Exercise requirements
Give all the lines below again, exactly, with no pictures.
===== Extracted information =====
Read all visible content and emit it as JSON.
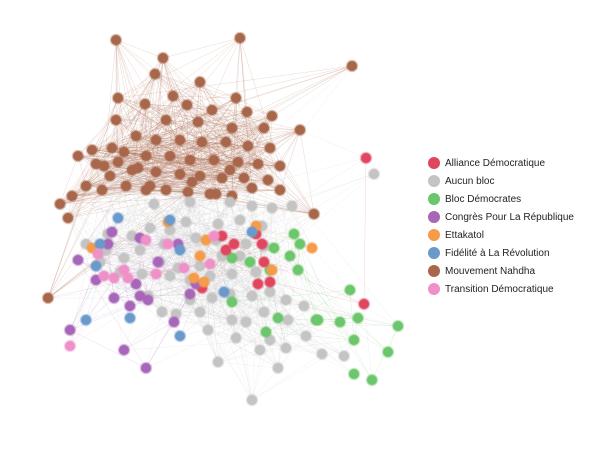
{
  "legend": [
    {
      "label": "Alliance Démocratique",
      "color": "#e0465e"
    },
    {
      "label": "Aucun bloc",
      "color": "#c4c4c4"
    },
    {
      "label": "Bloc Démocrates",
      "color": "#6cc66c"
    },
    {
      "label": "Congrès Pour La République",
      "color": "#a866b8"
    },
    {
      "label": "Ettakatol",
      "color": "#f59c4a"
    },
    {
      "label": "Fidélité à La Révolution",
      "color": "#6a9acb"
    },
    {
      "label": "Mouvement Nahdha",
      "color": "#a8664a"
    },
    {
      "label": "Transition Démocratique",
      "color": "#f090c8"
    }
  ]
}
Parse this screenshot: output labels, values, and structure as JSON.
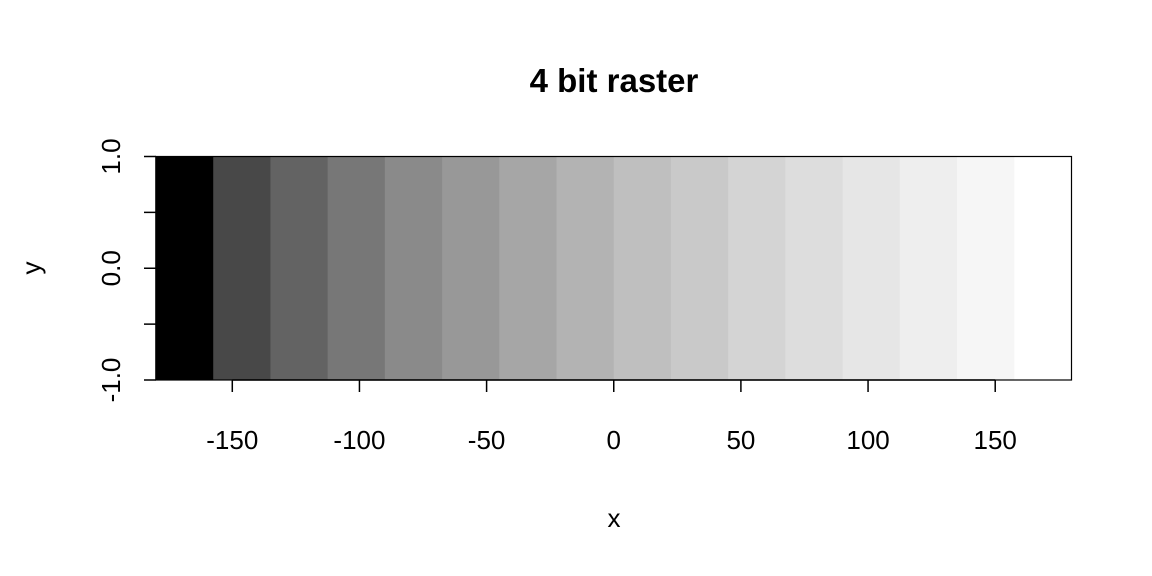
=====
Solution to the exercise
Read all visible content and emit it as JSON.
{
  "legend": [
    {
      "label": "Alliance Démocratique",
      "color": "#e0465e"
    },
    {
      "label": "Aucun bloc",
      "color": "#c4c4c4"
    },
    {
      "label": "Bloc Démocrates",
      "color": "#6cc66c"
    },
    {
      "label": "Congrès Pour La République",
      "color": "#a866b8"
    },
    {
      "label": "Ettakatol",
      "color": "#f59c4a"
    },
    {
      "label": "Fidélité à La Révolution",
      "color": "#6a9acb"
    },
    {
      "label": "Mouvement Nahdha",
      "color": "#a8664a"
    },
    {
      "label": "Transition Démocratique",
      "color": "#f090c8"
    }
  ]
}
Parse this screenshot: output labels, values, and structure as JSON.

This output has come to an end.